++++ Records shown
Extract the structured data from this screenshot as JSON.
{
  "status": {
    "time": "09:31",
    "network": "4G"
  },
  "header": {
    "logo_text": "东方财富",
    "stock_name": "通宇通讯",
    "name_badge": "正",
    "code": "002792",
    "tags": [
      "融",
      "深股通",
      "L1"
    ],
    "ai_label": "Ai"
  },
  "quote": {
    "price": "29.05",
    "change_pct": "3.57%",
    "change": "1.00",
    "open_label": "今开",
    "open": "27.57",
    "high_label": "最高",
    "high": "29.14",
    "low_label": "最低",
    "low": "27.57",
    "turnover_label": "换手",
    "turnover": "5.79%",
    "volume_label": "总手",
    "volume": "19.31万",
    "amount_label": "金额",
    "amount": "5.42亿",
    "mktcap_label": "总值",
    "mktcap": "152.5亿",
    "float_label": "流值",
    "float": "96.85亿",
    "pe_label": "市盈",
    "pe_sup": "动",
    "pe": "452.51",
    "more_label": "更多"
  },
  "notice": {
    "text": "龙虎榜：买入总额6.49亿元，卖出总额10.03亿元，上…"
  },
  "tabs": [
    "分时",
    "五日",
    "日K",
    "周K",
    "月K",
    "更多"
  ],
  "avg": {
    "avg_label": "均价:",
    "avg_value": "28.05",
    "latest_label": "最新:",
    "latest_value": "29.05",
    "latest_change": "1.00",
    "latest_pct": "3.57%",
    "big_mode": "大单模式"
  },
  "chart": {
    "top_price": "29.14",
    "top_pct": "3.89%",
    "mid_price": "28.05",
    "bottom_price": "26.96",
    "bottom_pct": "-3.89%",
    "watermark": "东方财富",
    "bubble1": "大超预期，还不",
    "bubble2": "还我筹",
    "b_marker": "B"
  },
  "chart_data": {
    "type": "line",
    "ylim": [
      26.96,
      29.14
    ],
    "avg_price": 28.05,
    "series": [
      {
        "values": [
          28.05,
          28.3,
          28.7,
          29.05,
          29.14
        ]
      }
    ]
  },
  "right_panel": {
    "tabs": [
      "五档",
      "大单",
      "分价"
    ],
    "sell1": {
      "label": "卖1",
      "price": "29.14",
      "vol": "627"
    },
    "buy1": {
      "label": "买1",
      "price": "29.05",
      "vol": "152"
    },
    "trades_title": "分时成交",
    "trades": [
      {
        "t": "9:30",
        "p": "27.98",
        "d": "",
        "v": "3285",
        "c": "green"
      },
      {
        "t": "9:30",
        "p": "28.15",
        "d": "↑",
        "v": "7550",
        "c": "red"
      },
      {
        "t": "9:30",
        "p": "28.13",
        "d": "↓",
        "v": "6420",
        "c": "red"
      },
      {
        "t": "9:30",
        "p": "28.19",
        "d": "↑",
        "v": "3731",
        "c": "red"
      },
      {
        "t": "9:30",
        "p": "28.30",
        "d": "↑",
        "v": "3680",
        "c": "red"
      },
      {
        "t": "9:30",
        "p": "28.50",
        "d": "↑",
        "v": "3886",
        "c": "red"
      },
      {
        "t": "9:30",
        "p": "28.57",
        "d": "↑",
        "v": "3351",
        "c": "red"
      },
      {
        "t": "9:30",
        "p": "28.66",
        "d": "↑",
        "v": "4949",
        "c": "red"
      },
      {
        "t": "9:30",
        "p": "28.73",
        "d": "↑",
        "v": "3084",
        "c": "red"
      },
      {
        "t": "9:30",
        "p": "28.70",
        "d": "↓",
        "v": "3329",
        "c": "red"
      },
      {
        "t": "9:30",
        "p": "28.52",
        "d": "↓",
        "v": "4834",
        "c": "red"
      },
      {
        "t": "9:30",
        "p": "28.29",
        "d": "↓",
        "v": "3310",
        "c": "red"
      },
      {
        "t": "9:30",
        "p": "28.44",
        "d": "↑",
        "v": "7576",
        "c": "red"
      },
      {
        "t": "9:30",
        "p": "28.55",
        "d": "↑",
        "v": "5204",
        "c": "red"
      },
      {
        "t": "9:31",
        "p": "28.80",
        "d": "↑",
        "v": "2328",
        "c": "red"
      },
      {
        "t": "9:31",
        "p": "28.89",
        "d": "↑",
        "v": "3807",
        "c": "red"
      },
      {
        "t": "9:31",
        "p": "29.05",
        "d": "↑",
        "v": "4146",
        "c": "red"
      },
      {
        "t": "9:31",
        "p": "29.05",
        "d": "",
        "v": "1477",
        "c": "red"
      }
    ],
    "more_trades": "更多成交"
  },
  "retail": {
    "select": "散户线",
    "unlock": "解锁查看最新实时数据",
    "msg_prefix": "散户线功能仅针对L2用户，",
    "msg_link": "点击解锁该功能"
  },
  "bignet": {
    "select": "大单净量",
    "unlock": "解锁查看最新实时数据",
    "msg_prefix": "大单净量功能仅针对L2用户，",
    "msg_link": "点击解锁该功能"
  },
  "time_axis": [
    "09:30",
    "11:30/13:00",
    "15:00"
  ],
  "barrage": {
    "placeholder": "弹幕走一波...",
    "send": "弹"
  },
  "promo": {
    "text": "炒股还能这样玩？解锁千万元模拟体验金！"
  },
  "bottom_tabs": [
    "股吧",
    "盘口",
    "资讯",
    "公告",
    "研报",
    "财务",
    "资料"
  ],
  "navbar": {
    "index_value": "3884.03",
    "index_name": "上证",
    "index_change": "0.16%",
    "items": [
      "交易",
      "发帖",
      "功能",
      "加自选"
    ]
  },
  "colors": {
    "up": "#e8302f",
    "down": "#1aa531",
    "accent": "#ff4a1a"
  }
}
++++++++
## Task requirements
Repeat the records exactly, including every line.

## Exercise response
Extract the structured data from this screenshot as JSON.
{
  "status": {
    "time": "09:31",
    "network": "4G"
  },
  "header": {
    "logo_text": "东方财富",
    "stock_name": "通宇通讯",
    "name_badge": "正",
    "code": "002792",
    "tags": [
      "融",
      "深股通",
      "L1"
    ],
    "ai_label": "Ai"
  },
  "quote": {
    "price": "29.05",
    "change_pct": "3.57%",
    "change": "1.00",
    "open_label": "今开",
    "open": "27.57",
    "high_label": "最高",
    "high": "29.14",
    "low_label": "最低",
    "low": "27.57",
    "turnover_label": "换手",
    "turnover": "5.79%",
    "volume_label": "总手",
    "volume": "19.31万",
    "amount_label": "金额",
    "amount": "5.42亿",
    "mktcap_label": "总值",
    "mktcap": "152.5亿",
    "float_label": "流值",
    "float": "96.85亿",
    "pe_label": "市盈",
    "pe_sup": "动",
    "pe": "452.51",
    "more_label": "更多"
  },
  "notice": {
    "text": "龙虎榜：买入总额6.49亿元，卖出总额10.03亿元，上…"
  },
  "tabs": [
    "分时",
    "五日",
    "日K",
    "周K",
    "月K",
    "更多"
  ],
  "avg": {
    "avg_label": "均价:",
    "avg_value": "28.05",
    "latest_label": "最新:",
    "latest_value": "29.05",
    "latest_change": "1.00",
    "latest_pct": "3.57%",
    "big_mode": "大单模式"
  },
  "chart": {
    "top_price": "29.14",
    "top_pct": "3.89%",
    "mid_price": "28.05",
    "bottom_price": "26.96",
    "bottom_pct": "-3.89%",
    "watermark": "东方财富",
    "bubble1": "大超预期，还不",
    "bubble2": "还我筹",
    "b_marker": "B"
  },
  "chart_data": {
    "type": "line",
    "ylim": [
      26.96,
      29.14
    ],
    "avg_price": 28.05,
    "series": [
      {
        "values": [
          28.05,
          28.3,
          28.7,
          29.05,
          29.14
        ]
      }
    ]
  },
  "right_panel": {
    "tabs": [
      "五档",
      "大单",
      "分价"
    ],
    "sell1": {
      "label": "卖1",
      "price": "29.14",
      "vol": "627"
    },
    "buy1": {
      "label": "买1",
      "price": "29.05",
      "vol": "152"
    },
    "trades_title": "分时成交",
    "trades": [
      {
        "t": "9:30",
        "p": "27.98",
        "d": "",
        "v": "3285",
        "c": "green"
      },
      {
        "t": "9:30",
        "p": "28.15",
        "d": "↑",
        "v": "7550",
        "c": "red"
      },
      {
        "t": "9:30",
        "p": "28.13",
        "d": "↓",
        "v": "6420",
        "c": "red"
      },
      {
        "t": "9:30",
        "p": "28.19",
        "d": "↑",
        "v": "3731",
        "c": "red"
      },
      {
        "t": "9:30",
        "p": "28.30",
        "d": "↑",
        "v": "3680",
        "c": "red"
      },
      {
        "t": "9:30",
        "p": "28.50",
        "d": "↑",
        "v": "3886",
        "c": "red"
      },
      {
        "t": "9:30",
        "p": "28.57",
        "d": "↑",
        "v": "3351",
        "c": "red"
      },
      {
        "t": "9:30",
        "p": "28.66",
        "d": "↑",
        "v": "4949",
        "c": "red"
      },
      {
        "t": "9:30",
        "p": "28.73",
        "d": "↑",
        "v": "3084",
        "c": "red"
      },
      {
        "t": "9:30",
        "p": "28.70",
        "d": "↓",
        "v": "3329",
        "c": "red"
      },
      {
        "t": "9:30",
        "p": "28.52",
        "d": "↓",
        "v": "4834",
        "c": "red"
      },
      {
        "t": "9:30",
        "p": "28.29",
        "d": "↓",
        "v": "3310",
        "c": "red"
      },
      {
        "t": "9:30",
        "p": "28.44",
        "d": "↑",
        "v": "7576",
        "c": "red"
      },
      {
        "t": "9:30",
        "p": "28.55",
        "d": "↑",
        "v": "5204",
        "c": "red"
      },
      {
        "t": "9:31",
        "p": "28.80",
        "d": "↑",
        "v": "2328",
        "c": "red"
      },
      {
        "t": "9:31",
        "p": "28.89",
        "d": "↑",
        "v": "3807",
        "c": "red"
      },
      {
        "t": "9:31",
        "p": "29.05",
        "d": "↑",
        "v": "4146",
        "c": "red"
      },
      {
        "t": "9:31",
        "p": "29.05",
        "d": "",
        "v": "1477",
        "c": "red"
      }
    ],
    "more_trades": "更多成交"
  },
  "retail": {
    "select": "散户线",
    "unlock": "解锁查看最新实时数据",
    "msg_prefix": "散户线功能仅针对L2用户，",
    "msg_link": "点击解锁该功能"
  },
  "bignet": {
    "select": "大单净量",
    "unlock": "解锁查看最新实时数据",
    "msg_prefix": "大单净量功能仅针对L2用户，",
    "msg_link": "点击解锁该功能"
  },
  "time_axis": [
    "09:30",
    "11:30/13:00",
    "15:00"
  ],
  "barrage": {
    "placeholder": "弹幕走一波...",
    "send": "弹"
  },
  "promo": {
    "text": "炒股还能这样玩？解锁千万元模拟体验金！"
  },
  "bottom_tabs": [
    "股吧",
    "盘口",
    "资讯",
    "公告",
    "研报",
    "财务",
    "资料"
  ],
  "navbar": {
    "index_value": "3884.03",
    "index_name": "上证",
    "index_change": "0.16%",
    "items": [
      "交易",
      "发帖",
      "功能",
      "加自选"
    ]
  },
  "colors": {
    "up": "#e8302f",
    "down": "#1aa531",
    "accent": "#ff4a1a"
  }
}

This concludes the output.